## BEGIN

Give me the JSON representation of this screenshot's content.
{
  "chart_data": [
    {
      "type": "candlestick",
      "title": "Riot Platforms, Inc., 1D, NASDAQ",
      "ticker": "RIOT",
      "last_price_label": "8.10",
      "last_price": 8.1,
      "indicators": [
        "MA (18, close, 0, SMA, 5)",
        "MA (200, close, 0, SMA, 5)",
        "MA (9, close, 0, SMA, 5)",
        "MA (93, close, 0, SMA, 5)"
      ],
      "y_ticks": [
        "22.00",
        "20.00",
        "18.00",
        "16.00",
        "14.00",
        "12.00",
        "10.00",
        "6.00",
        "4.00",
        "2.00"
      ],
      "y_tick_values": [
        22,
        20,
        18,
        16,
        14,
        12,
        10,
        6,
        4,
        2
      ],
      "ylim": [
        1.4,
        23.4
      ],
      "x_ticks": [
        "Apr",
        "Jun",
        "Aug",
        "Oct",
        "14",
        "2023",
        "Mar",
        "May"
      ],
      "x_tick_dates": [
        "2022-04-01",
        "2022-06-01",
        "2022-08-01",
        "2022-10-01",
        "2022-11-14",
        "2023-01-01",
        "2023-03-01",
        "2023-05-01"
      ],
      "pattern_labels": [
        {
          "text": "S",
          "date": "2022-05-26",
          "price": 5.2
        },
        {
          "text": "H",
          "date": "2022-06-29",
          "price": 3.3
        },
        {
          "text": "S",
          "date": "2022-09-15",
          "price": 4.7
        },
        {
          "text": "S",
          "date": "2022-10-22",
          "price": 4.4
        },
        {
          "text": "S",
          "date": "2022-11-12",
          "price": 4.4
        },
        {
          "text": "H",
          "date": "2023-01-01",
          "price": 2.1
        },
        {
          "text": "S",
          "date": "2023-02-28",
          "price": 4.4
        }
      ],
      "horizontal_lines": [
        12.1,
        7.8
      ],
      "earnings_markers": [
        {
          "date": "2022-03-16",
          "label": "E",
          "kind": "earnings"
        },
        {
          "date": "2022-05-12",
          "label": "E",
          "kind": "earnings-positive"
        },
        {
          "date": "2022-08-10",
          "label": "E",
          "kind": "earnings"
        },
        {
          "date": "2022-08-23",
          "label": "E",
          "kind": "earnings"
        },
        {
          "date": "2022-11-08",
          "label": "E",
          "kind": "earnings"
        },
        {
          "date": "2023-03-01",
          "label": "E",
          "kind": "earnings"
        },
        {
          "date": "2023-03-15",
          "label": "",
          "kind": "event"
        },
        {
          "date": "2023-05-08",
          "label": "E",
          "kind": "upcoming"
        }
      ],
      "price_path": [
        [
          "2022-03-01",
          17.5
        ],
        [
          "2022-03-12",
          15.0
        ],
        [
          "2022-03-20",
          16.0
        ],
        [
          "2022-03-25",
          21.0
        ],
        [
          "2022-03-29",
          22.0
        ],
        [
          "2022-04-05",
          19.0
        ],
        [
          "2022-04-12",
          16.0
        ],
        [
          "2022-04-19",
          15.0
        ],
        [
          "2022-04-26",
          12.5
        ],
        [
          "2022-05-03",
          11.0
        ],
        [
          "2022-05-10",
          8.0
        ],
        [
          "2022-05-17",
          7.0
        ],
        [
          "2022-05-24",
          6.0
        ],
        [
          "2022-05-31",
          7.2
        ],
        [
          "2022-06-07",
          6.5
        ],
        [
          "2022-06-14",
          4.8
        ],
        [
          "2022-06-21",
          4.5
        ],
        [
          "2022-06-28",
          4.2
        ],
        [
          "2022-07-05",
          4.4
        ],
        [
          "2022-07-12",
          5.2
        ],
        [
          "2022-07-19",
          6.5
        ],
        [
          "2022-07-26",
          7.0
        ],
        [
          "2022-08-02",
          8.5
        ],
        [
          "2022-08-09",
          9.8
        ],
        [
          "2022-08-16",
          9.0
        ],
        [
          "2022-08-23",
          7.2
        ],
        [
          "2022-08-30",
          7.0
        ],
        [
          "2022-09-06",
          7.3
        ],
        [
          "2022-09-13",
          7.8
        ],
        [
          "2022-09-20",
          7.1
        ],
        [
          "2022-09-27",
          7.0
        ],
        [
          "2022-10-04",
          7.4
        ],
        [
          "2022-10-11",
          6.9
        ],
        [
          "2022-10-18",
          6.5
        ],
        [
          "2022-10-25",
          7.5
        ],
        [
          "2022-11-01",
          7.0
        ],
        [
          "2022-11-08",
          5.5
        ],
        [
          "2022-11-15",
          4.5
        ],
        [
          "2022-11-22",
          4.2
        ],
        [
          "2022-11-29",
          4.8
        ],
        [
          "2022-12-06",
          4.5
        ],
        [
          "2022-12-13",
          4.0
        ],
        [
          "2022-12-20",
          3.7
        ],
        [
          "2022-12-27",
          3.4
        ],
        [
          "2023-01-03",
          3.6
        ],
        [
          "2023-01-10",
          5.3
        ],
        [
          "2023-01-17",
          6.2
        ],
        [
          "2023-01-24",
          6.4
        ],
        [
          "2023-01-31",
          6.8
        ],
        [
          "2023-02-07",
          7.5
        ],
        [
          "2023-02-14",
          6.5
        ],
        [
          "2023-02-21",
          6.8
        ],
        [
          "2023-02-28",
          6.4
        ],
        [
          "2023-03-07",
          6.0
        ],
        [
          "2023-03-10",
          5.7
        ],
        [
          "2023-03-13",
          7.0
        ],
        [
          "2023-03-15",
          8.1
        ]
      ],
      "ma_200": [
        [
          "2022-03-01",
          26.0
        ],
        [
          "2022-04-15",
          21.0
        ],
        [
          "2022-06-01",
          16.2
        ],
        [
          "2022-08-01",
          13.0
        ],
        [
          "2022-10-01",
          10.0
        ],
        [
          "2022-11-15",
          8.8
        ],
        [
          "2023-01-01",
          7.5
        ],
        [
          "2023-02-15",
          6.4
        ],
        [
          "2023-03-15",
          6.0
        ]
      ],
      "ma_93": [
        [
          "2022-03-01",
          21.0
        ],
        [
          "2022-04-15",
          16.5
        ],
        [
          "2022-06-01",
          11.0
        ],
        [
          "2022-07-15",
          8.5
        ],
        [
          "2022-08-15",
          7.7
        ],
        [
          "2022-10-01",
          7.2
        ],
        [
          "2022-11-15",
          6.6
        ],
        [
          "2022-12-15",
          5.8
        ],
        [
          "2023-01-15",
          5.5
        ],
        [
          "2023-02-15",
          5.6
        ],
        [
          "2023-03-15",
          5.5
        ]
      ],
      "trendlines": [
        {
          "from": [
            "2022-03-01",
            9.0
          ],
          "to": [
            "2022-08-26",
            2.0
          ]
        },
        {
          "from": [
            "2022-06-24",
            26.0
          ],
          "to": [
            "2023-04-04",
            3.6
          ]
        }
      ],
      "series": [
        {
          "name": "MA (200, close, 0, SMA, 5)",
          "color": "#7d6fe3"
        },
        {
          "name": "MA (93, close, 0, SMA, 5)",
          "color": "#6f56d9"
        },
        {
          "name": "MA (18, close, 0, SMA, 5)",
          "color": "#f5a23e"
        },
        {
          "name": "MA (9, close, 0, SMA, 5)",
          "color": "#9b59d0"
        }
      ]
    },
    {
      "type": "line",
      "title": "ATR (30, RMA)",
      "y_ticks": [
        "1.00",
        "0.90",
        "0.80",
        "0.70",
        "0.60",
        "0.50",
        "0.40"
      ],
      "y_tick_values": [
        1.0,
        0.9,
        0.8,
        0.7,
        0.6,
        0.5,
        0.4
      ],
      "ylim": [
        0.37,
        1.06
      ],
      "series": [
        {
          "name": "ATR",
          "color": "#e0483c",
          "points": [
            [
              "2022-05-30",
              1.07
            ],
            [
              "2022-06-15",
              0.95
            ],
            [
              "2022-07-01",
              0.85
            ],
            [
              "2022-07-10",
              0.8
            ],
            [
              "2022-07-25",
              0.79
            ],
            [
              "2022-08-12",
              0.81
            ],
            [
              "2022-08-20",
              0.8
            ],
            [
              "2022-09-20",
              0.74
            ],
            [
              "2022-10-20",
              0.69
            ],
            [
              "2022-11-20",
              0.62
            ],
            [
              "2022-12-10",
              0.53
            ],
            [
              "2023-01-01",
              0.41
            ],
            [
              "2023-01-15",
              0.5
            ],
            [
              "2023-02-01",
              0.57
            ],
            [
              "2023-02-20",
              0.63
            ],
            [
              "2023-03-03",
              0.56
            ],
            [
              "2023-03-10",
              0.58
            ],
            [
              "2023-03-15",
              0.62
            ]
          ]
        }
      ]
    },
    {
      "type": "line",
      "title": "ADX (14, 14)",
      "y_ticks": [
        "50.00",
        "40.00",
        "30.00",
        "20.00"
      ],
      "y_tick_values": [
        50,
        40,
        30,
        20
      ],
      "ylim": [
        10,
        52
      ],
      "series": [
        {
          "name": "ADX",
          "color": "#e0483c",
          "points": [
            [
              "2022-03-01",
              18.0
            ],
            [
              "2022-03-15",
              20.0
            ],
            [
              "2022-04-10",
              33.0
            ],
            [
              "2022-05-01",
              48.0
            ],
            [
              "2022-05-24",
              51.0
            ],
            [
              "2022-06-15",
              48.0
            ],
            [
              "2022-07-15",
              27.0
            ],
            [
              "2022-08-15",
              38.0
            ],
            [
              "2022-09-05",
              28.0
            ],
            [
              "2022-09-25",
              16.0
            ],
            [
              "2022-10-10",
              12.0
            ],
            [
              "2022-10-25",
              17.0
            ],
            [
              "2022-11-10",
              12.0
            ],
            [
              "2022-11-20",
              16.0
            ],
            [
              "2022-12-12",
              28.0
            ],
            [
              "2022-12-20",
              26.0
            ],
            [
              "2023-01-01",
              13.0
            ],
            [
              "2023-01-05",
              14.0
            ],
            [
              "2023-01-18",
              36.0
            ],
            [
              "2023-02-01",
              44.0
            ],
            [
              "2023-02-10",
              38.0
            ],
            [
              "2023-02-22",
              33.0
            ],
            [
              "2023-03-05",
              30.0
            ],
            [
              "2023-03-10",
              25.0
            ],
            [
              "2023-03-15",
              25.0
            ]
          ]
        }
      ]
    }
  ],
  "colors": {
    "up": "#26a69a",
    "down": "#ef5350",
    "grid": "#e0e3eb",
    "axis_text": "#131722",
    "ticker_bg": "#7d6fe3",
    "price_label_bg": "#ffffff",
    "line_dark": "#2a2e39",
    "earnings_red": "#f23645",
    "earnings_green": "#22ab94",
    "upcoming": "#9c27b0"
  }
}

## END

Using the listing above, return all lines where the word "close" occurs.

        "MA (18, close, 0, SMA, 5)",
        "MA (200, close, 0, SMA, 5)",
        "MA (9, close, 0, SMA, 5)",
        "MA (93, close, 0, SMA, 5)"
          "name": "MA (200, close, 0, SMA, 5)",
          "name": "MA (93, close, 0, SMA, 5)",
          "name": "MA (18, close, 0, SMA, 5)",
          "name": "MA (9, close, 0, SMA, 5)",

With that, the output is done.